[Dataset entries]
------------------------------------

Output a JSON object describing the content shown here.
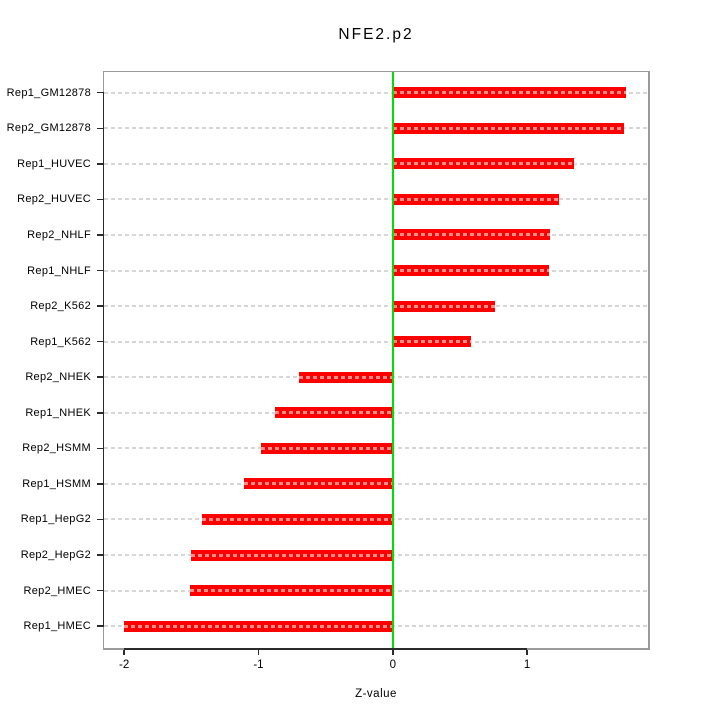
{
  "chart_data": {
    "type": "bar",
    "orientation": "horizontal",
    "title": "NFE2.p2",
    "xlabel": "Z-value",
    "ylabel": "",
    "categories": [
      "Rep1_GM12878",
      "Rep2_GM12878",
      "Rep1_HUVEC",
      "Rep2_HUVEC",
      "Rep2_NHLF",
      "Rep1_NHLF",
      "Rep2_K562",
      "Rep1_K562",
      "Rep2_NHEK",
      "Rep1_NHEK",
      "Rep2_HSMM",
      "Rep1_HSMM",
      "Rep1_HepG2",
      "Rep2_HepG2",
      "Rep2_HMEC",
      "Rep1_HMEC"
    ],
    "values": [
      1.74,
      1.72,
      1.35,
      1.24,
      1.17,
      1.16,
      0.76,
      0.58,
      -0.7,
      -0.88,
      -0.98,
      -1.11,
      -1.42,
      -1.5,
      -1.51,
      -2.0
    ],
    "xlim": [
      -2.15,
      1.9
    ],
    "xticks": [
      -2,
      -1,
      0,
      1
    ],
    "xtick_labels": [
      "-2",
      "-1",
      "0",
      "1"
    ],
    "legend": "none",
    "grid": "dashed-horizontal-per-category",
    "colors": {
      "bar": "#ff0000",
      "bar_hatch": "rgba(255,255,255,0.55)",
      "zero_line": "#00e000",
      "grid": "#d6d6d6",
      "frame": "#9a9a9a",
      "axis_line": "#2b2b2b",
      "text": "#000000",
      "background": "#ffffff"
    }
  }
}
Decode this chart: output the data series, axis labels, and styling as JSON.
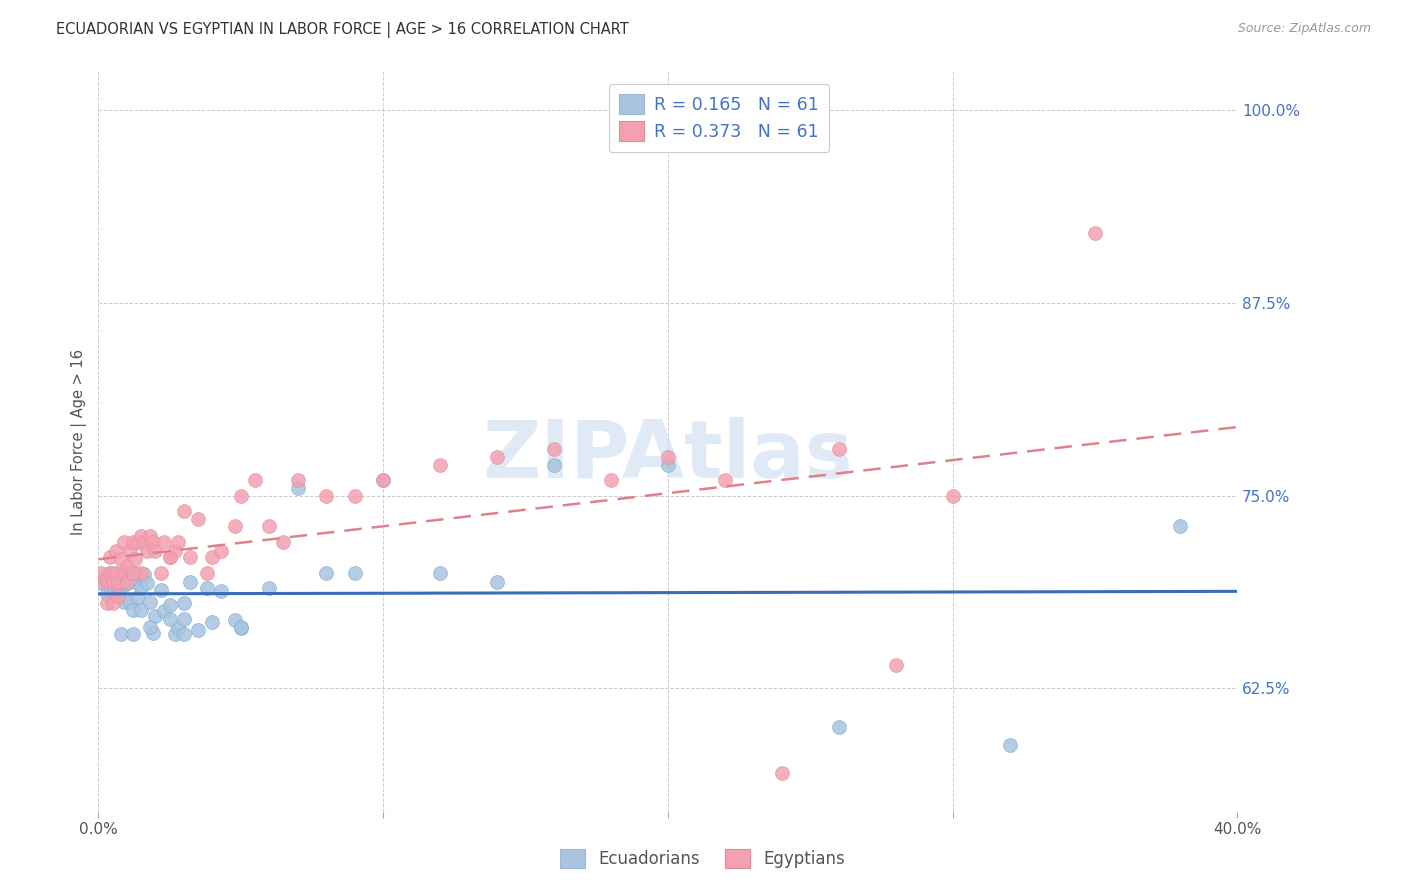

------------------------------------

* [Exercise aim]: From the listing above, pick out each line where the word "grid" appears.

* [Output of the task]:
    "grid": "dashed-horizontal-per-category",
      "grid": "#d6d6d6",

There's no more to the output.